**Data for processing**.
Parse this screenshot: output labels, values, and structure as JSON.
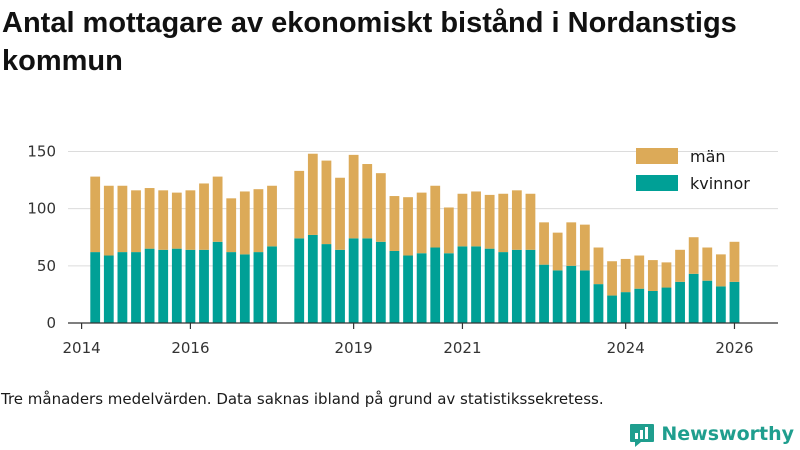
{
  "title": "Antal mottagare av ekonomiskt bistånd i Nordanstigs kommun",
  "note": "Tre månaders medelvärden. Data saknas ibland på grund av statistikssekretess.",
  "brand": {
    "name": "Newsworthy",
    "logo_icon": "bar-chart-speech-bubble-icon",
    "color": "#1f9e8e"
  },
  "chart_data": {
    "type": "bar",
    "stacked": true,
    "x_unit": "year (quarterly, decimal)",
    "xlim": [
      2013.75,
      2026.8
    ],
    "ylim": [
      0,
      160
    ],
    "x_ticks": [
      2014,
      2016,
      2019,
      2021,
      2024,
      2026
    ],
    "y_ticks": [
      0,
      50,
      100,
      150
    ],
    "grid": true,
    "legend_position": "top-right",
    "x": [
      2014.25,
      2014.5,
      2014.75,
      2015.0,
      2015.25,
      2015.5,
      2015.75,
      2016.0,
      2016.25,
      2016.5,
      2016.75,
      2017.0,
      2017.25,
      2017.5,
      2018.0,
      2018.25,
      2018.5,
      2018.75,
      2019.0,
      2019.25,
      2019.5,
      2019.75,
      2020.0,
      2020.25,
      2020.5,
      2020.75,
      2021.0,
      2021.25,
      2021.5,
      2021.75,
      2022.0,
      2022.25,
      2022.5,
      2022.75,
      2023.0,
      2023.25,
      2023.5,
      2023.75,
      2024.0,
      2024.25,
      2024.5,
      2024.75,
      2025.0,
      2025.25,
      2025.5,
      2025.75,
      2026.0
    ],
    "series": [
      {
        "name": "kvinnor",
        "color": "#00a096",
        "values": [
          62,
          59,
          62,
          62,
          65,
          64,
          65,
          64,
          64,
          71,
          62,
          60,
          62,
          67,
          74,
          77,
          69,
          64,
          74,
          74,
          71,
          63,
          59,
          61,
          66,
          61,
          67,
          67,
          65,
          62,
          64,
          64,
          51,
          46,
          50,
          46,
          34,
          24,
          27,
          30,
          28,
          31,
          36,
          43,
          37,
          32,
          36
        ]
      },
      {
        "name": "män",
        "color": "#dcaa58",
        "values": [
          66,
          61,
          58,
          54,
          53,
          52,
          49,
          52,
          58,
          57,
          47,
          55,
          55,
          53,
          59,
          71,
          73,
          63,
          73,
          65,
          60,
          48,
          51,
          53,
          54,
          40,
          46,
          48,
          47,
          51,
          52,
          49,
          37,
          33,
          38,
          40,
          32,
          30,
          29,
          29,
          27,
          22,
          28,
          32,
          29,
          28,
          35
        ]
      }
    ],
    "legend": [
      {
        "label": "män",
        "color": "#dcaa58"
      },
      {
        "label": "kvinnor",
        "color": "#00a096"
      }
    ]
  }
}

**Work to be completed**.
Transcribe each entry precisely as given, leaving the pictures out.

**Worked answer**.
Parse this screenshot: output labels, values, and structure as JSON.
{
  "title": "Antal mottagare av ekonomiskt bistånd i Nordanstigs kommun",
  "note": "Tre månaders medelvärden. Data saknas ibland på grund av statistikssekretess.",
  "brand": {
    "name": "Newsworthy",
    "logo_icon": "bar-chart-speech-bubble-icon",
    "color": "#1f9e8e"
  },
  "chart_data": {
    "type": "bar",
    "stacked": true,
    "x_unit": "year (quarterly, decimal)",
    "xlim": [
      2013.75,
      2026.8
    ],
    "ylim": [
      0,
      160
    ],
    "x_ticks": [
      2014,
      2016,
      2019,
      2021,
      2024,
      2026
    ],
    "y_ticks": [
      0,
      50,
      100,
      150
    ],
    "grid": true,
    "legend_position": "top-right",
    "x": [
      2014.25,
      2014.5,
      2014.75,
      2015.0,
      2015.25,
      2015.5,
      2015.75,
      2016.0,
      2016.25,
      2016.5,
      2016.75,
      2017.0,
      2017.25,
      2017.5,
      2018.0,
      2018.25,
      2018.5,
      2018.75,
      2019.0,
      2019.25,
      2019.5,
      2019.75,
      2020.0,
      2020.25,
      2020.5,
      2020.75,
      2021.0,
      2021.25,
      2021.5,
      2021.75,
      2022.0,
      2022.25,
      2022.5,
      2022.75,
      2023.0,
      2023.25,
      2023.5,
      2023.75,
      2024.0,
      2024.25,
      2024.5,
      2024.75,
      2025.0,
      2025.25,
      2025.5,
      2025.75,
      2026.0
    ],
    "series": [
      {
        "name": "kvinnor",
        "color": "#00a096",
        "values": [
          62,
          59,
          62,
          62,
          65,
          64,
          65,
          64,
          64,
          71,
          62,
          60,
          62,
          67,
          74,
          77,
          69,
          64,
          74,
          74,
          71,
          63,
          59,
          61,
          66,
          61,
          67,
          67,
          65,
          62,
          64,
          64,
          51,
          46,
          50,
          46,
          34,
          24,
          27,
          30,
          28,
          31,
          36,
          43,
          37,
          32,
          36
        ]
      },
      {
        "name": "män",
        "color": "#dcaa58",
        "values": [
          66,
          61,
          58,
          54,
          53,
          52,
          49,
          52,
          58,
          57,
          47,
          55,
          55,
          53,
          59,
          71,
          73,
          63,
          73,
          65,
          60,
          48,
          51,
          53,
          54,
          40,
          46,
          48,
          47,
          51,
          52,
          49,
          37,
          33,
          38,
          40,
          32,
          30,
          29,
          29,
          27,
          22,
          28,
          32,
          29,
          28,
          35
        ]
      }
    ],
    "legend": [
      {
        "label": "män",
        "color": "#dcaa58"
      },
      {
        "label": "kvinnor",
        "color": "#00a096"
      }
    ]
  }
}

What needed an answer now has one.